- **RECORDS FOR PROCESSING**:
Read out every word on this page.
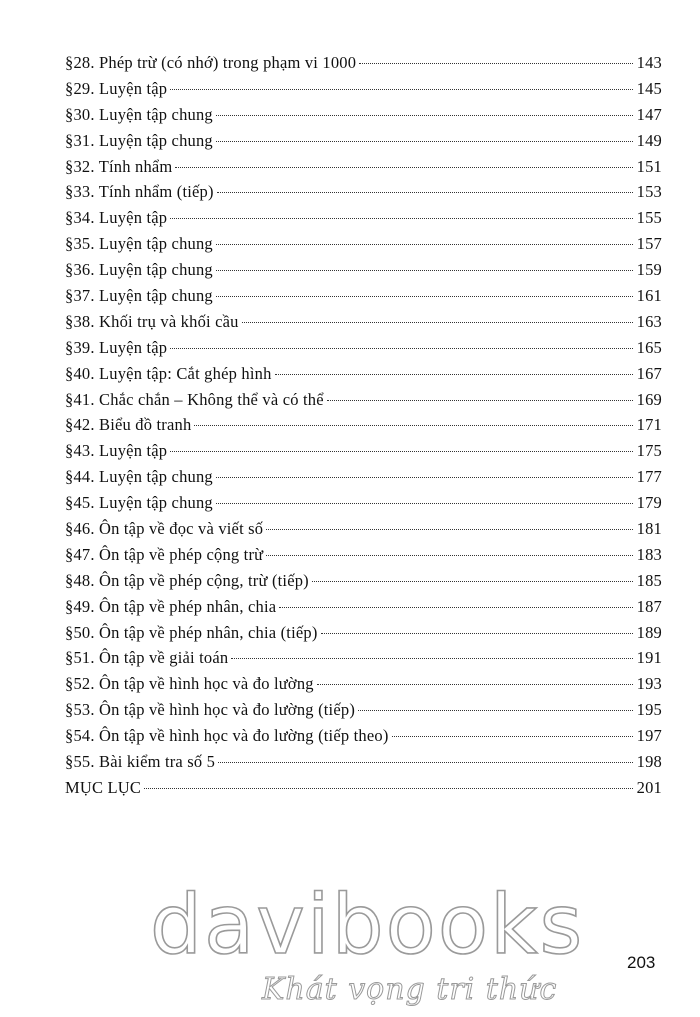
§28. Phép trừ (có nhớ) trong phạm vi 1000	143
§29. Luyện tập	145
§30. Luyện tập chung	147
§31. Luyện tập chung	149
§32. Tính nhẩm	151
§33. Tính nhẩm (tiếp)	153
§34. Luyện tập	155
§35. Luyện tập chung	157
§36. Luyện tập chung	159
§37. Luyện tập chung	161
§38. Khối trụ và khối cầu	163
§39. Luyện tập	165
§40. Luyện tập: Cắt ghép hình	167
§41. Chắc chắn – Không thể và có thể	169
§42. Biểu đồ tranh	171
§43. Luyện tập	175
§44. Luyện tập chung	177
§45. Luyện tập chung	179
§46. Ôn tập về đọc và viết số	181
§47. Ôn tập về phép cộng trừ	183
§48. Ôn tập về phép cộng, trừ (tiếp)	185
§49. Ôn tập về phép nhân, chia	187
§50. Ôn tập về phép nhân, chia (tiếp)	189
§51. Ôn tập về giải toán	191
§52. Ôn tập về hình học và đo lường	193
§53. Ôn tập về hình học và đo lường (tiếp)	195
§54. Ôn tập về hình học và đo lường (tiếp theo)	197
§55. Bài kiểm tra số 5	198
MỤC LỤC	201
203
davibooks
Khát vọng tri thức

- **EXERCISE PROMPT**:
Copy whichever lines in the listing above contain the word "hình".

- **FINISHED ANSWER**:
§40. Luyện tập: Cắt ghép hình	167
§52. Ôn tập về hình học và đo lường	193
§53. Ôn tập về hình học và đo lường (tiếp)	195
§54. Ôn tập về hình học và đo lường (tiếp theo)	197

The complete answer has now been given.